PROBLEM TO WORK ON →
Write the material out again exactly as it stands.
RECORD EXCERPTS start
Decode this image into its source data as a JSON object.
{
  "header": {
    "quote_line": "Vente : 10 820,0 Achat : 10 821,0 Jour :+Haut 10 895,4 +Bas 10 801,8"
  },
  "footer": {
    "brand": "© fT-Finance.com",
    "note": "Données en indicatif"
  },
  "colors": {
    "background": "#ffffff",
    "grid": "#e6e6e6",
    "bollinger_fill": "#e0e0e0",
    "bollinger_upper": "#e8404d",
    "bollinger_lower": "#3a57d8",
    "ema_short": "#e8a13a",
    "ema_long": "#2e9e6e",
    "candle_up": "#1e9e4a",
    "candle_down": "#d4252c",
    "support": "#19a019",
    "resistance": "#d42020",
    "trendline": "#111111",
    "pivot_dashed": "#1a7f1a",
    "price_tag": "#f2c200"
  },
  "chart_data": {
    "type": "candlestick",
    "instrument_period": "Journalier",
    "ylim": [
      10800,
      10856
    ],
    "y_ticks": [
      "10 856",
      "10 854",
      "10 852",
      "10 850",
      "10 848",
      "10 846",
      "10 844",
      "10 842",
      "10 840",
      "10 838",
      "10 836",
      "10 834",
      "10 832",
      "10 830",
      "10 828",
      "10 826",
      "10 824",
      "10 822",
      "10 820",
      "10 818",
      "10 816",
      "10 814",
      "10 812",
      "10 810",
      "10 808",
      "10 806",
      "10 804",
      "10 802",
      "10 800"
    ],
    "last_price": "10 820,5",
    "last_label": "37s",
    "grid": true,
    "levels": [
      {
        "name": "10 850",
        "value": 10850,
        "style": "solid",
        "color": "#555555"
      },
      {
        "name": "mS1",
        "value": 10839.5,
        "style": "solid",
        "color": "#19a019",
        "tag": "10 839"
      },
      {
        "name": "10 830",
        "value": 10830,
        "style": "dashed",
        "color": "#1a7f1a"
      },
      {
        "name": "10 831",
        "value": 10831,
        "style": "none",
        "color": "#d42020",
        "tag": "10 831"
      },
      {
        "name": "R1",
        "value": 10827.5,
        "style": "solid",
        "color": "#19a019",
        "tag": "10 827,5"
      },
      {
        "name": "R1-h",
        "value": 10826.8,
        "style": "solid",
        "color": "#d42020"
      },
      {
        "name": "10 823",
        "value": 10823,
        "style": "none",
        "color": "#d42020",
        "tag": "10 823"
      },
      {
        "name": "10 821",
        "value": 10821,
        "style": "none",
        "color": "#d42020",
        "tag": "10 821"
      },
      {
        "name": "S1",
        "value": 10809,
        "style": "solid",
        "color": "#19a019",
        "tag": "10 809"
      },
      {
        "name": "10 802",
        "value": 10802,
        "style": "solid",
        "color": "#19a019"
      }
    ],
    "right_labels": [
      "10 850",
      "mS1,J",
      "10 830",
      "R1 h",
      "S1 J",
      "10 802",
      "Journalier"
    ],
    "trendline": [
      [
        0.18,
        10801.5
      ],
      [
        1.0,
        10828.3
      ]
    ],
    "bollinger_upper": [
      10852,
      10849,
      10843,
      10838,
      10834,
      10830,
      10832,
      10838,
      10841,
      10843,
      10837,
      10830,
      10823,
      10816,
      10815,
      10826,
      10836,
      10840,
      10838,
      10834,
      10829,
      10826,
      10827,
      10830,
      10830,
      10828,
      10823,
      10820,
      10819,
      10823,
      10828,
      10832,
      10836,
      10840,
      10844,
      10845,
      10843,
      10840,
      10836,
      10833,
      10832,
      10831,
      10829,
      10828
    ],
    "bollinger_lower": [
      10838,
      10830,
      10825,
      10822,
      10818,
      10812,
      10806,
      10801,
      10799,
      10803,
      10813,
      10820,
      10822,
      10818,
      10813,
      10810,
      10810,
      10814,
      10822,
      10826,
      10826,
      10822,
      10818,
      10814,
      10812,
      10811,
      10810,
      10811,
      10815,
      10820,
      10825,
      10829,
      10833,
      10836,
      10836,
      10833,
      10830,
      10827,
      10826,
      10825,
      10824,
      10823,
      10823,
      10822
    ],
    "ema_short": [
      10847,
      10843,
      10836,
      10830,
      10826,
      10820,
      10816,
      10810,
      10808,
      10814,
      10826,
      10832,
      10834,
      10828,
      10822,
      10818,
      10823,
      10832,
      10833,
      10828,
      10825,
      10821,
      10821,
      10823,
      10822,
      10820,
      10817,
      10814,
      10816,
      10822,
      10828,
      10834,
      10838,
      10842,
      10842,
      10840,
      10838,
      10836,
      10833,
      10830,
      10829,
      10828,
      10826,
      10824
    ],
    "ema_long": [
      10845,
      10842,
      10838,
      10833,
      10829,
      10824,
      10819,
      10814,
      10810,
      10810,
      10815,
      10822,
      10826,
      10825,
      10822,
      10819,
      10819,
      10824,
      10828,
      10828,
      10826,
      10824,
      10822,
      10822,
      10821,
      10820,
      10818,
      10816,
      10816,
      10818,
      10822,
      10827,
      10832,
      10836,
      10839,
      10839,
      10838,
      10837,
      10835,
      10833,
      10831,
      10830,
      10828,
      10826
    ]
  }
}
RECORD EXCERPTS end
EXPECTED ANSWER →
Decode this image into its source data as a JSON object.
{
  "header": {
    "quote_line": "Vente : 10 820,0 Achat : 10 821,0 Jour :+Haut 10 895,4 +Bas 10 801,8"
  },
  "footer": {
    "brand": "© fT-Finance.com",
    "note": "Données en indicatif"
  },
  "colors": {
    "background": "#ffffff",
    "grid": "#e6e6e6",
    "bollinger_fill": "#e0e0e0",
    "bollinger_upper": "#e8404d",
    "bollinger_lower": "#3a57d8",
    "ema_short": "#e8a13a",
    "ema_long": "#2e9e6e",
    "candle_up": "#1e9e4a",
    "candle_down": "#d4252c",
    "support": "#19a019",
    "resistance": "#d42020",
    "trendline": "#111111",
    "pivot_dashed": "#1a7f1a",
    "price_tag": "#f2c200"
  },
  "chart_data": {
    "type": "candlestick",
    "instrument_period": "Journalier",
    "ylim": [
      10800,
      10856
    ],
    "y_ticks": [
      "10 856",
      "10 854",
      "10 852",
      "10 850",
      "10 848",
      "10 846",
      "10 844",
      "10 842",
      "10 840",
      "10 838",
      "10 836",
      "10 834",
      "10 832",
      "10 830",
      "10 828",
      "10 826",
      "10 824",
      "10 822",
      "10 820",
      "10 818",
      "10 816",
      "10 814",
      "10 812",
      "10 810",
      "10 808",
      "10 806",
      "10 804",
      "10 802",
      "10 800"
    ],
    "last_price": "10 820,5",
    "last_label": "37s",
    "grid": true,
    "levels": [
      {
        "name": "10 850",
        "value": 10850,
        "style": "solid",
        "color": "#555555"
      },
      {
        "name": "mS1",
        "value": 10839.5,
        "style": "solid",
        "color": "#19a019",
        "tag": "10 839"
      },
      {
        "name": "10 830",
        "value": 10830,
        "style": "dashed",
        "color": "#1a7f1a"
      },
      {
        "name": "10 831",
        "value": 10831,
        "style": "none",
        "color": "#d42020",
        "tag": "10 831"
      },
      {
        "name": "R1",
        "value": 10827.5,
        "style": "solid",
        "color": "#19a019",
        "tag": "10 827,5"
      },
      {
        "name": "R1-h",
        "value": 10826.8,
        "style": "solid",
        "color": "#d42020"
      },
      {
        "name": "10 823",
        "value": 10823,
        "style": "none",
        "color": "#d42020",
        "tag": "10 823"
      },
      {
        "name": "10 821",
        "value": 10821,
        "style": "none",
        "color": "#d42020",
        "tag": "10 821"
      },
      {
        "name": "S1",
        "value": 10809,
        "style": "solid",
        "color": "#19a019",
        "tag": "10 809"
      },
      {
        "name": "10 802",
        "value": 10802,
        "style": "solid",
        "color": "#19a019"
      }
    ],
    "right_labels": [
      "10 850",
      "mS1,J",
      "10 830",
      "R1 h",
      "S1 J",
      "10 802",
      "Journalier"
    ],
    "trendline": [
      [
        0.18,
        10801.5
      ],
      [
        1.0,
        10828.3
      ]
    ],
    "bollinger_upper": [
      10852,
      10849,
      10843,
      10838,
      10834,
      10830,
      10832,
      10838,
      10841,
      10843,
      10837,
      10830,
      10823,
      10816,
      10815,
      10826,
      10836,
      10840,
      10838,
      10834,
      10829,
      10826,
      10827,
      10830,
      10830,
      10828,
      10823,
      10820,
      10819,
      10823,
      10828,
      10832,
      10836,
      10840,
      10844,
      10845,
      10843,
      10840,
      10836,
      10833,
      10832,
      10831,
      10829,
      10828
    ],
    "bollinger_lower": [
      10838,
      10830,
      10825,
      10822,
      10818,
      10812,
      10806,
      10801,
      10799,
      10803,
      10813,
      10820,
      10822,
      10818,
      10813,
      10810,
      10810,
      10814,
      10822,
      10826,
      10826,
      10822,
      10818,
      10814,
      10812,
      10811,
      10810,
      10811,
      10815,
      10820,
      10825,
      10829,
      10833,
      10836,
      10836,
      10833,
      10830,
      10827,
      10826,
      10825,
      10824,
      10823,
      10823,
      10822
    ],
    "ema_short": [
      10847,
      10843,
      10836,
      10830,
      10826,
      10820,
      10816,
      10810,
      10808,
      10814,
      10826,
      10832,
      10834,
      10828,
      10822,
      10818,
      10823,
      10832,
      10833,
      10828,
      10825,
      10821,
      10821,
      10823,
      10822,
      10820,
      10817,
      10814,
      10816,
      10822,
      10828,
      10834,
      10838,
      10842,
      10842,
      10840,
      10838,
      10836,
      10833,
      10830,
      10829,
      10828,
      10826,
      10824
    ],
    "ema_long": [
      10845,
      10842,
      10838,
      10833,
      10829,
      10824,
      10819,
      10814,
      10810,
      10810,
      10815,
      10822,
      10826,
      10825,
      10822,
      10819,
      10819,
      10824,
      10828,
      10828,
      10826,
      10824,
      10822,
      10822,
      10821,
      10820,
      10818,
      10816,
      10816,
      10818,
      10822,
      10827,
      10832,
      10836,
      10839,
      10839,
      10838,
      10837,
      10835,
      10833,
      10831,
      10830,
      10828,
      10826
    ]
  }
}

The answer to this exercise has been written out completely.